◆ **Provided data**

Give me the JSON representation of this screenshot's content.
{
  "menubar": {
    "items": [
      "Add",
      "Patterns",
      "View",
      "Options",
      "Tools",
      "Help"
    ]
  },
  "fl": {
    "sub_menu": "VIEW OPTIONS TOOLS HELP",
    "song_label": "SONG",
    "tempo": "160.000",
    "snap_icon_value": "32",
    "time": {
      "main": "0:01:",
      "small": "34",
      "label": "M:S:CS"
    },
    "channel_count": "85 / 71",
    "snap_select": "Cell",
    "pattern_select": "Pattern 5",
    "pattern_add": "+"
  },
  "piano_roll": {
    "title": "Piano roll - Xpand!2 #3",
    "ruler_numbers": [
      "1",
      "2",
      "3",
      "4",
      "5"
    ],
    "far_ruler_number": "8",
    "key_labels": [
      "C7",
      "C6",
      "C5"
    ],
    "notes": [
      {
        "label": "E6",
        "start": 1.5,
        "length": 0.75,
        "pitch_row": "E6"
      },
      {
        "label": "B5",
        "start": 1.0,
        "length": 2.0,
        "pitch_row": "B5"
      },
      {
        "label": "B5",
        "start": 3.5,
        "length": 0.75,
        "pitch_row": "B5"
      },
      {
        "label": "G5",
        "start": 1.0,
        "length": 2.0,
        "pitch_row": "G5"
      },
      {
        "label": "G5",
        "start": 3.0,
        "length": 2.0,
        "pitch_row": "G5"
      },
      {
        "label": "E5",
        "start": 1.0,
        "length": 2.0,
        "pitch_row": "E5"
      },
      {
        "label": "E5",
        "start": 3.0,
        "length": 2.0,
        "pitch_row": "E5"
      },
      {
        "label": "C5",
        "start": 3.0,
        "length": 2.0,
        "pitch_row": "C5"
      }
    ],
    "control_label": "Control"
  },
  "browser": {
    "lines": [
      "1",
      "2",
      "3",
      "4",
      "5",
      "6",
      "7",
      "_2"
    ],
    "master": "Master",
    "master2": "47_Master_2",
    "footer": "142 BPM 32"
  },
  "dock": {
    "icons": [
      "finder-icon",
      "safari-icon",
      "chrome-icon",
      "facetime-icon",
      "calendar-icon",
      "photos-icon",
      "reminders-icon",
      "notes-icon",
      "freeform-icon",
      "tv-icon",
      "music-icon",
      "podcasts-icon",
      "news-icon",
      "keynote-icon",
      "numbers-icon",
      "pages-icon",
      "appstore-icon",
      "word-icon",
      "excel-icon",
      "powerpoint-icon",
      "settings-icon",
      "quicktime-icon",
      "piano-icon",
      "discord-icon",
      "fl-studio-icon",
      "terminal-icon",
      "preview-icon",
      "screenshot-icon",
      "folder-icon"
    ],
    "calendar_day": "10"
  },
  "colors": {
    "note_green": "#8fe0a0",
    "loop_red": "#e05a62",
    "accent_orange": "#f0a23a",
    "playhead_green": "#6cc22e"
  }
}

◆ **Task instructions**
Restate the whole of the material exactly.

◆ **Task result**
Give me the JSON representation of this screenshot's content.
{
  "menubar": {
    "items": [
      "Add",
      "Patterns",
      "View",
      "Options",
      "Tools",
      "Help"
    ]
  },
  "fl": {
    "sub_menu": "VIEW OPTIONS TOOLS HELP",
    "song_label": "SONG",
    "tempo": "160.000",
    "snap_icon_value": "32",
    "time": {
      "main": "0:01:",
      "small": "34",
      "label": "M:S:CS"
    },
    "channel_count": "85 / 71",
    "snap_select": "Cell",
    "pattern_select": "Pattern 5",
    "pattern_add": "+"
  },
  "piano_roll": {
    "title": "Piano roll - Xpand!2 #3",
    "ruler_numbers": [
      "1",
      "2",
      "3",
      "4",
      "5"
    ],
    "far_ruler_number": "8",
    "key_labels": [
      "C7",
      "C6",
      "C5"
    ],
    "notes": [
      {
        "label": "E6",
        "start": 1.5,
        "length": 0.75,
        "pitch_row": "E6"
      },
      {
        "label": "B5",
        "start": 1.0,
        "length": 2.0,
        "pitch_row": "B5"
      },
      {
        "label": "B5",
        "start": 3.5,
        "length": 0.75,
        "pitch_row": "B5"
      },
      {
        "label": "G5",
        "start": 1.0,
        "length": 2.0,
        "pitch_row": "G5"
      },
      {
        "label": "G5",
        "start": 3.0,
        "length": 2.0,
        "pitch_row": "G5"
      },
      {
        "label": "E5",
        "start": 1.0,
        "length": 2.0,
        "pitch_row": "E5"
      },
      {
        "label": "E5",
        "start": 3.0,
        "length": 2.0,
        "pitch_row": "E5"
      },
      {
        "label": "C5",
        "start": 3.0,
        "length": 2.0,
        "pitch_row": "C5"
      }
    ],
    "control_label": "Control"
  },
  "browser": {
    "lines": [
      "1",
      "2",
      "3",
      "4",
      "5",
      "6",
      "7",
      "_2"
    ],
    "master": "Master",
    "master2": "47_Master_2",
    "footer": "142 BPM 32"
  },
  "dock": {
    "icons": [
      "finder-icon",
      "safari-icon",
      "chrome-icon",
      "facetime-icon",
      "calendar-icon",
      "photos-icon",
      "reminders-icon",
      "notes-icon",
      "freeform-icon",
      "tv-icon",
      "music-icon",
      "podcasts-icon",
      "news-icon",
      "keynote-icon",
      "numbers-icon",
      "pages-icon",
      "appstore-icon",
      "word-icon",
      "excel-icon",
      "powerpoint-icon",
      "settings-icon",
      "quicktime-icon",
      "piano-icon",
      "discord-icon",
      "fl-studio-icon",
      "terminal-icon",
      "preview-icon",
      "screenshot-icon",
      "folder-icon"
    ],
    "calendar_day": "10"
  },
  "colors": {
    "note_green": "#8fe0a0",
    "loop_red": "#e05a62",
    "accent_orange": "#f0a23a",
    "playhead_green": "#6cc22e"
  }
}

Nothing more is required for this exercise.